What the task requires — Print all of the lines exactly. Any picture among them stays out.

=== Data to use ===

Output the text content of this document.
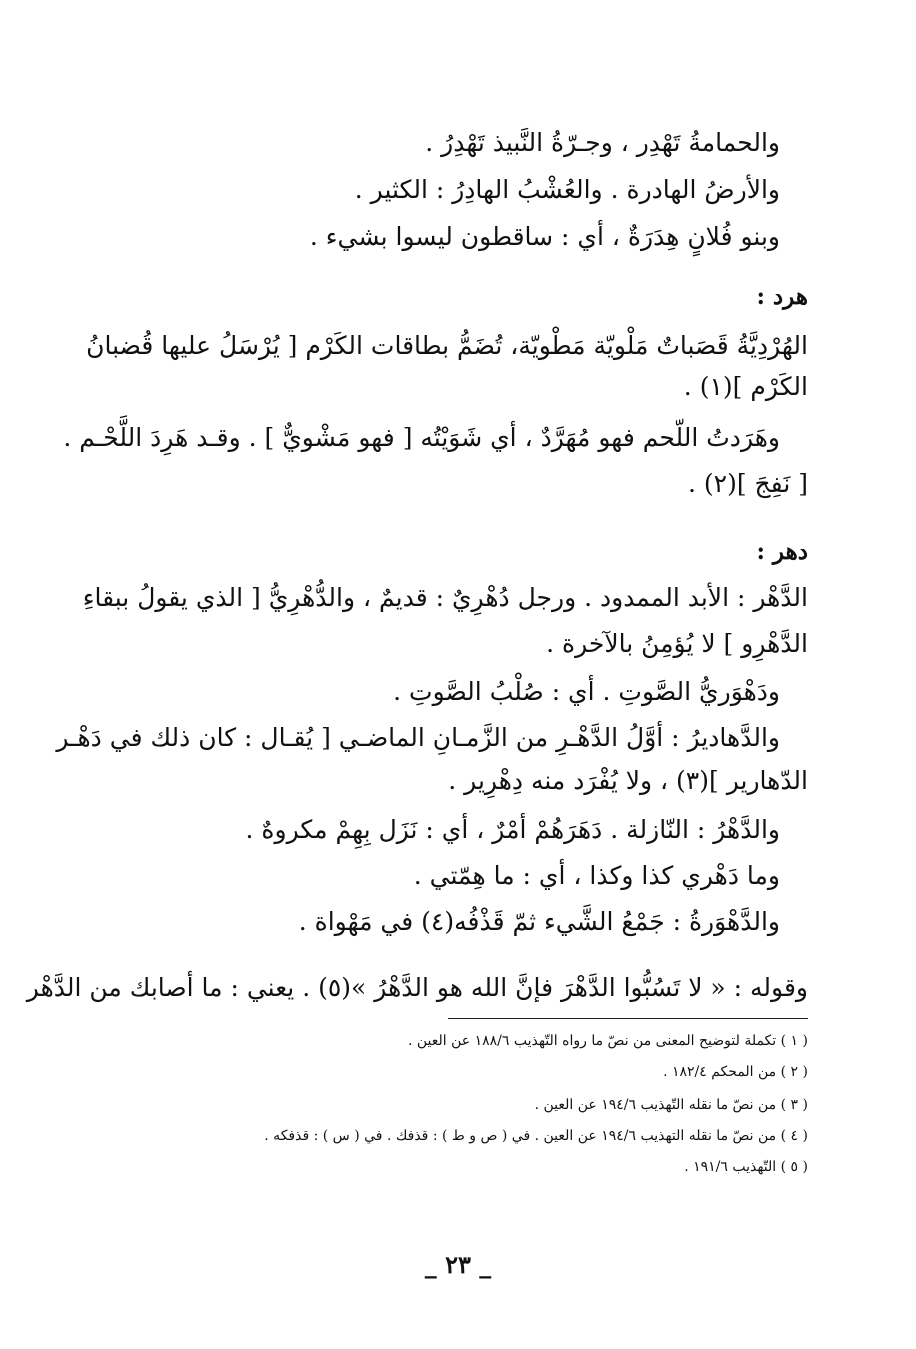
والحمامةُ تَهْدِر ، وجـرّةُ النَّبيذ تَهْدِرُ .
والأرضُ الهادرة . والعُشْبُ الهادِرُ : الكثير .
وبنو فُلانٍ هِدَرَةٌ ، أي : ساقطون ليسوا بشيء .
هرد :
الهُرْدِيَّةُ قَصَباتٌ مَلْويّة مَطْويّة، تُضَمُّ بطاقات الكَرْم [ يُرْسَلُ عليها قُضبانُ
الكَرْم ](١) .
وهَرَدتُ اللّحم فهو مُهَرَّدٌ ، أي شَوَيْتُه [ فهو مَشْويٌّ ] . وقـد هَرِدَ اللَّحْـم .
[ نَفِجَ ](٢) .
دهر :
الدَّهْر : الأبد الممدود . ورجل دُهْرِيٌ : قديمٌ ، والدُّهْرِيُّ [ الذي يقولُ ببقاءِ
الدَّهْرِو ] لا يُؤمِنُ بالآخرة .
ودَهْوَريُّ الصَّوتِ . أي : صُلْبُ الصَّوتِ .
والدَّهاديرُ : أوَّلُ الدَّهْـرِ من الزَّمـانِ الماضـي [ يُقـال : كان ذلك في دَهْـر
الدّهارير ](٣) ، ولا يُفْرَد منه دِهْرِير .
والدَّهْرُ : النّازلة . دَهَرَهُمْ أمْرٌ ، أي : نَزَل بِهِمْ مكروهٌ .
وما دَهْري كذا وكذا ، أي : ما هِمّتي .
والدَّهْوَرةُ : جَمْعُ الشَّيء ثمّ قَذْفُه(٤) في مَهْواة .
وقوله : « لا تَسُبُّوا الدَّهْرَ فإنَّ الله هو الدَّهْرُ »(٥) . يعني : ما أصابك من الدَّهْر
( ١ ) تكملة لتوضيح المعنى من نصّ ما رواه التّهذيب ١٨٨/٦ عن العين .
( ٢ ) من المحكم ١٨٢/٤ .
( ٣ ) من نصّ ما نقله التّهذيب ١٩٤/٦ عن العين .
( ٤ ) من نصّ ما نقله التهذيب ١٩٤/٦ عن العين . في ( ص و ط ) : قذفك . في ( س ) : قذفكه .
( ٥ ) التّهذيب ١٩١/٦ .
_ ٢٣ _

===

Answer —
Output the text content of this document.
والحمامةُ تَهْدِر ، وجـرّةُ النَّبيذ تَهْدِرُ .
والأرضُ الهادرة . والعُشْبُ الهادِرُ : الكثير .
وبنو فُلانٍ هِدَرَةٌ ، أي : ساقطون ليسوا بشيء .
هرد :
الهُرْدِيَّةُ قَصَباتٌ مَلْويّة مَطْويّة، تُضَمُّ بطاقات الكَرْم [ يُرْسَلُ عليها قُضبانُ
الكَرْم ](١) .
وهَرَدتُ اللّحم فهو مُهَرَّدٌ ، أي شَوَيْتُه [ فهو مَشْويٌّ ] . وقـد هَرِدَ اللَّحْـم .
[ نَفِجَ ](٢) .
دهر :
الدَّهْر : الأبد الممدود . ورجل دُهْرِيٌ : قديمٌ ، والدُّهْرِيُّ [ الذي يقولُ ببقاءِ
الدَّهْرِو ] لا يُؤمِنُ بالآخرة .
ودَهْوَريُّ الصَّوتِ . أي : صُلْبُ الصَّوتِ .
والدَّهاديرُ : أوَّلُ الدَّهْـرِ من الزَّمـانِ الماضـي [ يُقـال : كان ذلك في دَهْـر
الدّهارير ](٣) ، ولا يُفْرَد منه دِهْرِير .
والدَّهْرُ : النّازلة . دَهَرَهُمْ أمْرٌ ، أي : نَزَل بِهِمْ مكروهٌ .
وما دَهْري كذا وكذا ، أي : ما هِمّتي .
والدَّهْوَرةُ : جَمْعُ الشَّيء ثمّ قَذْفُه(٤) في مَهْواة .
وقوله : « لا تَسُبُّوا الدَّهْرَ فإنَّ الله هو الدَّهْرُ »(٥) . يعني : ما أصابك من الدَّهْر
( ١ ) تكملة لتوضيح المعنى من نصّ ما رواه التّهذيب ١٨٨/٦ عن العين .
( ٢ ) من المحكم ١٨٢/٤ .
( ٣ ) من نصّ ما نقله التّهذيب ١٩٤/٦ عن العين .
( ٤ ) من نصّ ما نقله التهذيب ١٩٤/٦ عن العين . في ( ص و ط ) : قذفك . في ( س ) : قذفكه .
( ٥ ) التّهذيب ١٩١/٦ .
_ ٢٣ _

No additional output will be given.